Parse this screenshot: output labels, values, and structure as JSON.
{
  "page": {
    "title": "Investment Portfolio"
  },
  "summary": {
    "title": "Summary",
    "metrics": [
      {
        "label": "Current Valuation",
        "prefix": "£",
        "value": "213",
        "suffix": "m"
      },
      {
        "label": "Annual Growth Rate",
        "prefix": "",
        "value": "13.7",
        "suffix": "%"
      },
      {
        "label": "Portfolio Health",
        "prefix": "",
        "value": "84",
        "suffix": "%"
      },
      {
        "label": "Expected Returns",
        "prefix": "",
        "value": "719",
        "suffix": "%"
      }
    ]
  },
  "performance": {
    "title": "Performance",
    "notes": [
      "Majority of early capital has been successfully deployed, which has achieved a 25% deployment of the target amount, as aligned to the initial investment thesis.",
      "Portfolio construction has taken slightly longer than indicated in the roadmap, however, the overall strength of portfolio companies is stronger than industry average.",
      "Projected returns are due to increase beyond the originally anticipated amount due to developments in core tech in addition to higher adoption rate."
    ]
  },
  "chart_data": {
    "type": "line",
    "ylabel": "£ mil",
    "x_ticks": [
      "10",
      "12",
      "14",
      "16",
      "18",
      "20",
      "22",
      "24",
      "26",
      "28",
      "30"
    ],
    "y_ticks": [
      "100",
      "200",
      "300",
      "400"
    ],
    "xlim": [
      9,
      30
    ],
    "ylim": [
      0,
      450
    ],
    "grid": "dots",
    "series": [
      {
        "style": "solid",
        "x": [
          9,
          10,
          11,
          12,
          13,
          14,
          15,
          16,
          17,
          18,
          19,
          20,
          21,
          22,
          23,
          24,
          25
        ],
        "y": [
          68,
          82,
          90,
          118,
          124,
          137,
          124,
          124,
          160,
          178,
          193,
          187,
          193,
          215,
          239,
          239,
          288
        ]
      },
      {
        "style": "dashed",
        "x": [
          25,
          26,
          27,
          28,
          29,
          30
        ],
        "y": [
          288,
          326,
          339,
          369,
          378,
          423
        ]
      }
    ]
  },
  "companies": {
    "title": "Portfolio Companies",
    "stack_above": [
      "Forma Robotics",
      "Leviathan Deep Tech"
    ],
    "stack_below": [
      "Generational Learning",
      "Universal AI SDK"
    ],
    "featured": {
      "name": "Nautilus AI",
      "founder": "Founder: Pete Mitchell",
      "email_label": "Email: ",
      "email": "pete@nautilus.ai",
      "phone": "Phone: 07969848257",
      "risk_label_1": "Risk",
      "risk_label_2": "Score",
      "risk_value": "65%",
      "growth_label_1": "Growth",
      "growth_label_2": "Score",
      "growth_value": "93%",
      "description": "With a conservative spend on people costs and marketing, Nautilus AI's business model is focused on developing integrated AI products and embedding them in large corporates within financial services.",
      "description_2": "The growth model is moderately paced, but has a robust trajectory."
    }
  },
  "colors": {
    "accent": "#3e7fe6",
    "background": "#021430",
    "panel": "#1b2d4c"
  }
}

━━━━━━━━

Give back all the records exactly as they stand.

§ **Result of this exercise**:
Parse this screenshot: output labels, values, and structure as JSON.
{
  "page": {
    "title": "Investment Portfolio"
  },
  "summary": {
    "title": "Summary",
    "metrics": [
      {
        "label": "Current Valuation",
        "prefix": "£",
        "value": "213",
        "suffix": "m"
      },
      {
        "label": "Annual Growth Rate",
        "prefix": "",
        "value": "13.7",
        "suffix": "%"
      },
      {
        "label": "Portfolio Health",
        "prefix": "",
        "value": "84",
        "suffix": "%"
      },
      {
        "label": "Expected Returns",
        "prefix": "",
        "value": "719",
        "suffix": "%"
      }
    ]
  },
  "performance": {
    "title": "Performance",
    "notes": [
      "Majority of early capital has been successfully deployed, which has achieved a 25% deployment of the target amount, as aligned to the initial investment thesis.",
      "Portfolio construction has taken slightly longer than indicated in the roadmap, however, the overall strength of portfolio companies is stronger than industry average.",
      "Projected returns are due to increase beyond the originally anticipated amount due to developments in core tech in addition to higher adoption rate."
    ]
  },
  "chart_data": {
    "type": "line",
    "ylabel": "£ mil",
    "x_ticks": [
      "10",
      "12",
      "14",
      "16",
      "18",
      "20",
      "22",
      "24",
      "26",
      "28",
      "30"
    ],
    "y_ticks": [
      "100",
      "200",
      "300",
      "400"
    ],
    "xlim": [
      9,
      30
    ],
    "ylim": [
      0,
      450
    ],
    "grid": "dots",
    "series": [
      {
        "style": "solid",
        "x": [
          9,
          10,
          11,
          12,
          13,
          14,
          15,
          16,
          17,
          18,
          19,
          20,
          21,
          22,
          23,
          24,
          25
        ],
        "y": [
          68,
          82,
          90,
          118,
          124,
          137,
          124,
          124,
          160,
          178,
          193,
          187,
          193,
          215,
          239,
          239,
          288
        ]
      },
      {
        "style": "dashed",
        "x": [
          25,
          26,
          27,
          28,
          29,
          30
        ],
        "y": [
          288,
          326,
          339,
          369,
          378,
          423
        ]
      }
    ]
  },
  "companies": {
    "title": "Portfolio Companies",
    "stack_above": [
      "Forma Robotics",
      "Leviathan Deep Tech"
    ],
    "stack_below": [
      "Generational Learning",
      "Universal AI SDK"
    ],
    "featured": {
      "name": "Nautilus AI",
      "founder": "Founder: Pete Mitchell",
      "email_label": "Email: ",
      "email": "pete@nautilus.ai",
      "phone": "Phone: 07969848257",
      "risk_label_1": "Risk",
      "risk_label_2": "Score",
      "risk_value": "65%",
      "growth_label_1": "Growth",
      "growth_label_2": "Score",
      "growth_value": "93%",
      "description": "With a conservative spend on people costs and marketing, Nautilus AI's business model is focused on developing integrated AI products and embedding them in large corporates within financial services.",
      "description_2": "The growth model is moderately paced, but has a robust trajectory."
    }
  },
  "colors": {
    "accent": "#3e7fe6",
    "background": "#021430",
    "panel": "#1b2d4c"
  }
}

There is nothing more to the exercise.